• PROVIDED DATA:

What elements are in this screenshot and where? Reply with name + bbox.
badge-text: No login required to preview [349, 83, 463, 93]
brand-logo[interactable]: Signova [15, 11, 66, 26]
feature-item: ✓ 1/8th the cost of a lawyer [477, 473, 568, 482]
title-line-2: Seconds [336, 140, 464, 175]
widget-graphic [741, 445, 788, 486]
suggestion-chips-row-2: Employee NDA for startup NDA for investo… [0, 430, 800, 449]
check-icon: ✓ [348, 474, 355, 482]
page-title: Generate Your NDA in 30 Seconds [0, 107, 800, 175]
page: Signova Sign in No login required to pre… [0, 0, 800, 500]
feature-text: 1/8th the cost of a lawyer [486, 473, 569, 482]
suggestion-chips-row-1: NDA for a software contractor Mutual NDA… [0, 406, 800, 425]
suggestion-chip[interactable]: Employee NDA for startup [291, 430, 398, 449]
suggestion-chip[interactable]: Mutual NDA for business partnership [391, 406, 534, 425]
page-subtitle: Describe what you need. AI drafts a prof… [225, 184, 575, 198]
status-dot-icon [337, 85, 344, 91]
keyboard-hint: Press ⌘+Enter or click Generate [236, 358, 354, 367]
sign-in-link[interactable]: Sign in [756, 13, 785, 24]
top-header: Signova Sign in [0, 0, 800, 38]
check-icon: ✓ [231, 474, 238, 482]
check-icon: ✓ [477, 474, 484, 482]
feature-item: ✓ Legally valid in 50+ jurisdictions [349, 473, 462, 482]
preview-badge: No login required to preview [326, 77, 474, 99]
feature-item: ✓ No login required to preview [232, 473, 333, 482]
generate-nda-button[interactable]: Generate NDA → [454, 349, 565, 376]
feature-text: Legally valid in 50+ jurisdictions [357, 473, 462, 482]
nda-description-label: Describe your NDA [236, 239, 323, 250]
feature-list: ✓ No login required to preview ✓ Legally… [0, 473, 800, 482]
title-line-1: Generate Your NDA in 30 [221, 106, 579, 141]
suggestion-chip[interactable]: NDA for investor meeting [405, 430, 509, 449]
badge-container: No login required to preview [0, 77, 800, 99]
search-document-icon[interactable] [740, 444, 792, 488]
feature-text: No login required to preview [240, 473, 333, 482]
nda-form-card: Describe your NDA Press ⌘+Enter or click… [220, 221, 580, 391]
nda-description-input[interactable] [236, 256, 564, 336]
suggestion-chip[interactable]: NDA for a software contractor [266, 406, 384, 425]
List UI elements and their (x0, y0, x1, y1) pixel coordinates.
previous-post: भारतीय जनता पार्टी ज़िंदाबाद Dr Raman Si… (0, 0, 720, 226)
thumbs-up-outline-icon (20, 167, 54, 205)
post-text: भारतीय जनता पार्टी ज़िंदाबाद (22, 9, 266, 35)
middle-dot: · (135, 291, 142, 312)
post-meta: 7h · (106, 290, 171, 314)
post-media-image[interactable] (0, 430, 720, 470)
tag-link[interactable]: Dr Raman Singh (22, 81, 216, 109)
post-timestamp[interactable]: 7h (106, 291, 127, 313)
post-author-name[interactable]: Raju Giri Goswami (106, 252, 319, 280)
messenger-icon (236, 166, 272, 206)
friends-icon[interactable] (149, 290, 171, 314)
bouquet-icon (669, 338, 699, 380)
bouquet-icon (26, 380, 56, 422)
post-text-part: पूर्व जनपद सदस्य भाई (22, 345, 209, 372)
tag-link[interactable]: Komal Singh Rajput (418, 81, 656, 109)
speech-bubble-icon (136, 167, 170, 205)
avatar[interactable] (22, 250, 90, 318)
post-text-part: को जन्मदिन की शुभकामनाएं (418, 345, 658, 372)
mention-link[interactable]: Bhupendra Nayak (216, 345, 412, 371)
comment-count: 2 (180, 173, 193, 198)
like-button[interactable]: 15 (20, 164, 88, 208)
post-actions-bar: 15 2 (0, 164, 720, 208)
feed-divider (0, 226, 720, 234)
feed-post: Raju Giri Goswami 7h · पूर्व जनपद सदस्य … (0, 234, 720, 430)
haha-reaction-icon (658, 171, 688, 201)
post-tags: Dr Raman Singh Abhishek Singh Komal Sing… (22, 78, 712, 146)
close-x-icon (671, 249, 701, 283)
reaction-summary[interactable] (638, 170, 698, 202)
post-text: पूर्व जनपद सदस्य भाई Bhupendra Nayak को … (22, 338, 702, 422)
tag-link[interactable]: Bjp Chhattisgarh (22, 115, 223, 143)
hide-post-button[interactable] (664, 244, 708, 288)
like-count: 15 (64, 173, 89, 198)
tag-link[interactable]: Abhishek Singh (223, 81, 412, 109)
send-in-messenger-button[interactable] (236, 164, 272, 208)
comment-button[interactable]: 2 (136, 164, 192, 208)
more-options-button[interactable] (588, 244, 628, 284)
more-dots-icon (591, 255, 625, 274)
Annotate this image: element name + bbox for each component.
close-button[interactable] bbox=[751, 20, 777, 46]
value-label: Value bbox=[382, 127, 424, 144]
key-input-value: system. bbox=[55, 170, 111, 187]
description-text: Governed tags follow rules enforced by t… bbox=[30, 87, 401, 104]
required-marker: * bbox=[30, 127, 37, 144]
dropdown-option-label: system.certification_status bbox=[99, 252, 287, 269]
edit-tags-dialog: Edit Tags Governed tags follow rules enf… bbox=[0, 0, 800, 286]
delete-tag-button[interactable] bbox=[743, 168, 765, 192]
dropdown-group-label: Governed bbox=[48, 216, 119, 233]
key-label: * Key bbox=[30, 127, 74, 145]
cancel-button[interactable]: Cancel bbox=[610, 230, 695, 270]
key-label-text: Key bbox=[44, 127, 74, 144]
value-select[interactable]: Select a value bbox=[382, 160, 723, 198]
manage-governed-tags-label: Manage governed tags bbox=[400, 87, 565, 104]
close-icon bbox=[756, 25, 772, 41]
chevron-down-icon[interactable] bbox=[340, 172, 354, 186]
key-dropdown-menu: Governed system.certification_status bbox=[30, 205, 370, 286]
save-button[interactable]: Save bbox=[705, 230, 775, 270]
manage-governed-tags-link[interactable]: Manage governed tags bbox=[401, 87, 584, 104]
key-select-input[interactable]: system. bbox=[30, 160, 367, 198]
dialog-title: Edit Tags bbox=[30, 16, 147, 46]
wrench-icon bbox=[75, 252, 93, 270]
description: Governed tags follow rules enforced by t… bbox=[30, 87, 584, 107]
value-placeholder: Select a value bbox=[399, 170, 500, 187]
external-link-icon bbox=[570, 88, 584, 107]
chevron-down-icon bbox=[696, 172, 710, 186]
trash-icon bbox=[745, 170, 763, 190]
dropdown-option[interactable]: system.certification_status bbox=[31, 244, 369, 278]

• WHAT THE EXERCISE ASKS:
Rewrite all the entries above, putting "Clausely" wherever "Signova" appears and leaving every other part unchanged.

• SOLUTION:
What elements are in this screenshot and where? Reply with name + bbox.
badge-text: No login required to preview [349, 83, 463, 93]
brand-logo[interactable]: Clausely [15, 11, 66, 26]
feature-item: ✓ 1/8th the cost of a lawyer [477, 473, 568, 482]
title-line-2: Seconds [336, 140, 464, 175]
widget-graphic [741, 445, 788, 486]
suggestion-chips-row-2: Employee NDA for startup NDA for investo… [0, 430, 800, 449]
check-icon: ✓ [348, 474, 355, 482]
page-title: Generate Your NDA in 30 Seconds [0, 107, 800, 175]
page: Clausely Sign in No login required to pre… [0, 0, 800, 500]
feature-text: 1/8th the cost of a lawyer [486, 473, 569, 482]
suggestion-chips-row-1: NDA for a software contractor Mutual NDA… [0, 406, 800, 425]
suggestion-chip[interactable]: Employee NDA for startup [291, 430, 398, 449]
suggestion-chip[interactable]: Mutual NDA for business partnership [391, 406, 534, 425]
page-subtitle: Describe what you need. AI drafts a prof… [225, 184, 575, 198]
status-dot-icon [337, 85, 344, 91]
keyboard-hint: Press ⌘+Enter or click Generate [236, 358, 354, 367]
sign-in-link[interactable]: Sign in [756, 13, 785, 24]
top-header: Clausely Sign in [0, 0, 800, 38]
check-icon: ✓ [231, 474, 238, 482]
check-icon: ✓ [477, 474, 484, 482]
feature-item: ✓ Legally valid in 50+ jurisdictions [349, 473, 462, 482]
preview-badge: No login required to preview [326, 77, 474, 99]
feature-item: ✓ No login required to preview [232, 473, 333, 482]
generate-nda-button[interactable]: Generate NDA → [454, 349, 565, 376]
feature-text: Legally valid in 50+ jurisdictions [357, 473, 462, 482]
nda-description-label: Describe your NDA [236, 239, 323, 250]
feature-list: ✓ No login required to preview ✓ Legally… [0, 473, 800, 482]
title-line-1: Generate Your NDA in 30 [221, 106, 579, 141]
suggestion-chip[interactable]: NDA for investor meeting [405, 430, 509, 449]
badge-container: No login required to preview [0, 77, 800, 99]
search-document-icon[interactable] [740, 444, 792, 488]
feature-text: No login required to preview [240, 473, 333, 482]
nda-form-card: Describe your NDA Press ⌘+Enter or click… [220, 221, 580, 391]
nda-description-input[interactable] [236, 256, 564, 336]
suggestion-chip[interactable]: NDA for a software contractor [266, 406, 384, 425]
List UI elements and their (x0, y0, x1, y1) pixel coordinates.
previous-post: भारतीय जनता पार्टी ज़िंदाबाद Dr Raman Si… (0, 0, 720, 226)
thumbs-up-outline-icon (20, 167, 54, 205)
post-text: भारतीय जनता पार्टी ज़िंदाबाद (22, 9, 266, 35)
middle-dot: · (135, 291, 142, 312)
post-meta: 7h · (106, 290, 171, 314)
post-media-image[interactable] (0, 430, 720, 470)
tag-link[interactable]: Dr Raman Singh (22, 81, 216, 109)
post-timestamp[interactable]: 7h (106, 291, 127, 313)
post-author-name[interactable]: Raju Giri Goswami (106, 252, 319, 280)
messenger-icon (236, 166, 272, 206)
friends-icon[interactable] (149, 290, 171, 314)
bouquet-icon (669, 338, 699, 380)
bouquet-icon (26, 380, 56, 422)
post-text-part: पूर्व जनपद सदस्य भाई (22, 345, 209, 372)
tag-link[interactable]: Komal Singh Rajput (418, 81, 656, 109)
speech-bubble-icon (136, 167, 170, 205)
avatar[interactable] (22, 250, 90, 318)
post-text-part: को जन्मदिन की शुभकामनाएं (418, 345, 658, 372)
mention-link[interactable]: Bhupendra Nayak (216, 345, 412, 371)
comment-count: 2 (180, 173, 193, 198)
like-button[interactable]: 15 (20, 164, 88, 208)
post-actions-bar: 15 2 (0, 164, 720, 208)
feed-divider (0, 226, 720, 234)
feed-post: Raju Giri Goswami 7h · पूर्व जनपद सदस्य … (0, 234, 720, 430)
haha-reaction-icon (658, 171, 688, 201)
post-tags: Dr Raman Singh Abhishek Singh Komal Sing… (22, 78, 712, 146)
close-x-icon (671, 249, 701, 283)
reaction-summary[interactable] (638, 170, 698, 202)
post-text: पूर्व जनपद सदस्य भाई Bhupendra Nayak को … (22, 338, 702, 422)
tag-link[interactable]: Bjp Chhattisgarh (22, 115, 223, 143)
hide-post-button[interactable] (664, 244, 708, 288)
like-count: 15 (64, 173, 89, 198)
tag-link[interactable]: Abhishek Singh (223, 81, 412, 109)
send-in-messenger-button[interactable] (236, 164, 272, 208)
comment-button[interactable]: 2 (136, 164, 192, 208)
more-options-button[interactable] (588, 244, 628, 284)
more-dots-icon (591, 255, 625, 274)
Annotate this image: element name + bbox for each component.
close-button[interactable] bbox=[751, 20, 777, 46]
value-label: Value bbox=[382, 127, 424, 144]
key-input-value: system. bbox=[55, 170, 111, 187]
description-text: Governed tags follow rules enforced by t… bbox=[30, 87, 401, 104]
required-marker: * bbox=[30, 127, 37, 144]
dropdown-option-label: system.certification_status bbox=[99, 252, 287, 269]
edit-tags-dialog: Edit Tags Governed tags follow rules enf… bbox=[0, 0, 800, 286]
delete-tag-button[interactable] bbox=[743, 168, 765, 192]
dropdown-group-label: Governed bbox=[48, 216, 119, 233]
key-label: * Key bbox=[30, 127, 74, 145]
cancel-button[interactable]: Cancel bbox=[610, 230, 695, 270]
key-label-text: Key bbox=[44, 127, 74, 144]
value-select[interactable]: Select a value bbox=[382, 160, 723, 198]
manage-governed-tags-label: Manage governed tags bbox=[400, 87, 565, 104]
close-icon bbox=[756, 25, 772, 41]
chevron-down-icon[interactable] bbox=[340, 172, 354, 186]
key-dropdown-menu: Governed system.certification_status bbox=[30, 205, 370, 286]
save-button[interactable]: Save bbox=[705, 230, 775, 270]
manage-governed-tags-link[interactable]: Manage governed tags bbox=[401, 87, 584, 104]
key-select-input[interactable]: system. bbox=[30, 160, 367, 198]
dialog-title: Edit Tags bbox=[30, 16, 147, 46]
wrench-icon bbox=[75, 252, 93, 270]
description: Governed tags follow rules enforced by t… bbox=[30, 87, 584, 107]
value-placeholder: Select a value bbox=[399, 170, 500, 187]
external-link-icon bbox=[570, 88, 584, 107]
chevron-down-icon bbox=[696, 172, 710, 186]
trash-icon bbox=[745, 170, 763, 190]
dropdown-option[interactable]: system.certification_status bbox=[31, 244, 369, 278]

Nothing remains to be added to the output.